**EXERCISE INSTRUCTIONS:** Will you write out the data exactly, excluding every picture?

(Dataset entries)
## start

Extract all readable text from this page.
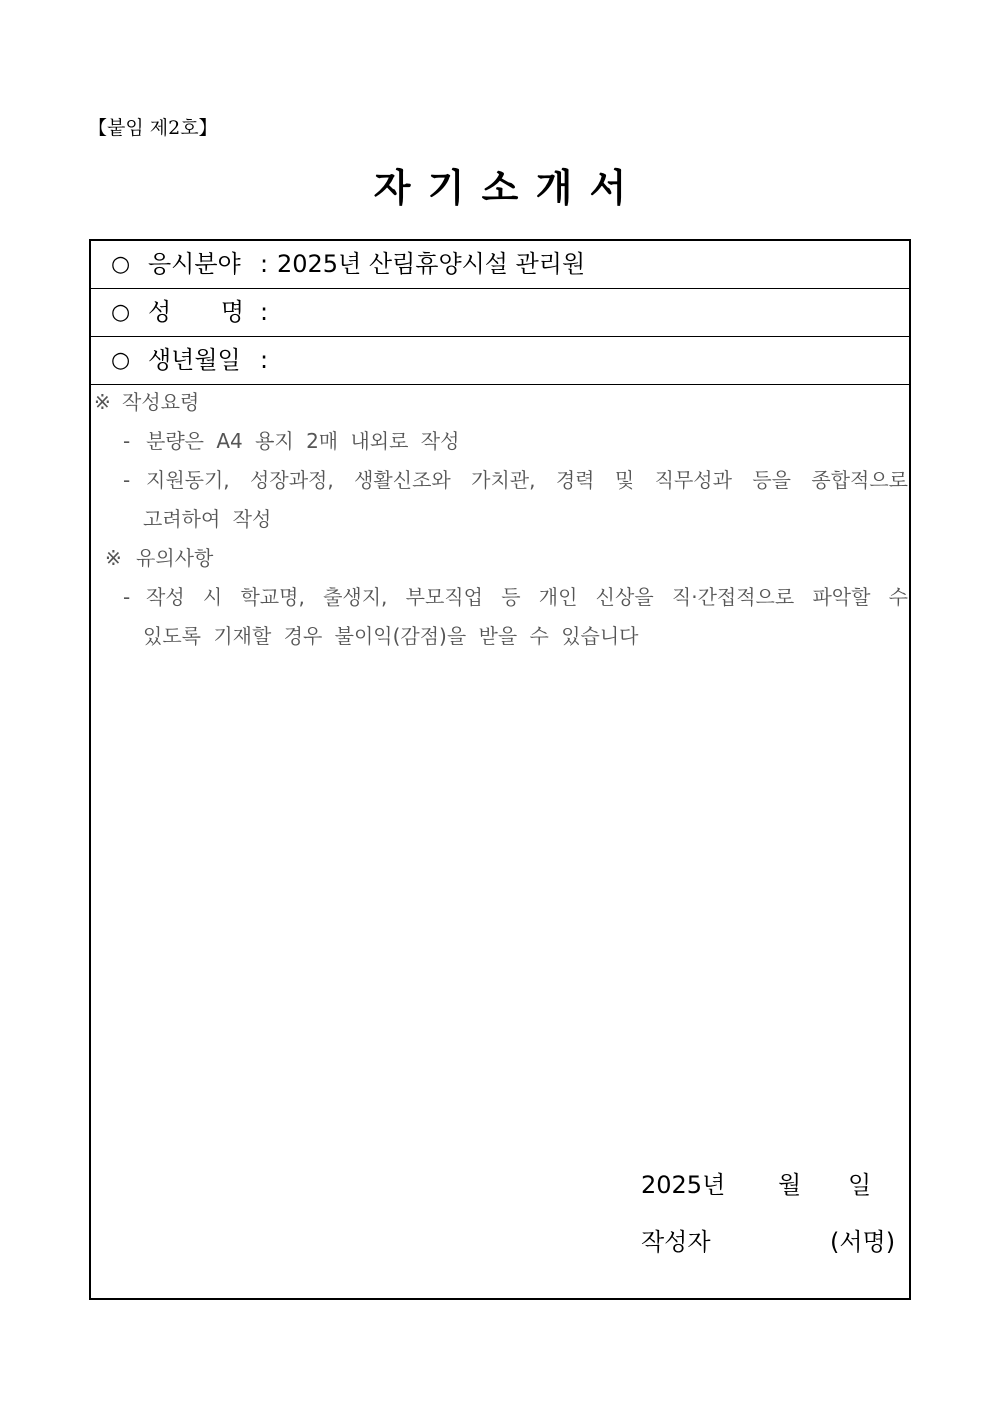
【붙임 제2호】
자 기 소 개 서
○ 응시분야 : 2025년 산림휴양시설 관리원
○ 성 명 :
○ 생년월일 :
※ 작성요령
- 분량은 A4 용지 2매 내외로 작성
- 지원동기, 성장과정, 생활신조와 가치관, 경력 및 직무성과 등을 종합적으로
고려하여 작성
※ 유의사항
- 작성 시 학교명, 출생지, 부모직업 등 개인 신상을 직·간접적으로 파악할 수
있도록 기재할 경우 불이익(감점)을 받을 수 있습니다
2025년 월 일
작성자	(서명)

## end

**SOLUTION FOR THIS PROBLEM:**
Extract all readable text from this page.
【붙임 제2호】
자 기 소 개 서
○ 응시분야 : 2025년 산림휴양시설 관리원
○ 성 명 :
○ 생년월일 :
※ 작성요령
- 분량은 A4 용지 2매 내외로 작성
- 지원동기, 성장과정, 생활신조와 가치관, 경력 및 직무성과 등을 종합적으로
고려하여 작성
※ 유의사항
- 작성 시 학교명, 출생지, 부모직업 등 개인 신상을 직·간접적으로 파악할 수
있도록 기재할 경우 불이익(감점)을 받을 수 있습니다
2025년 월 일
작성자	(서명)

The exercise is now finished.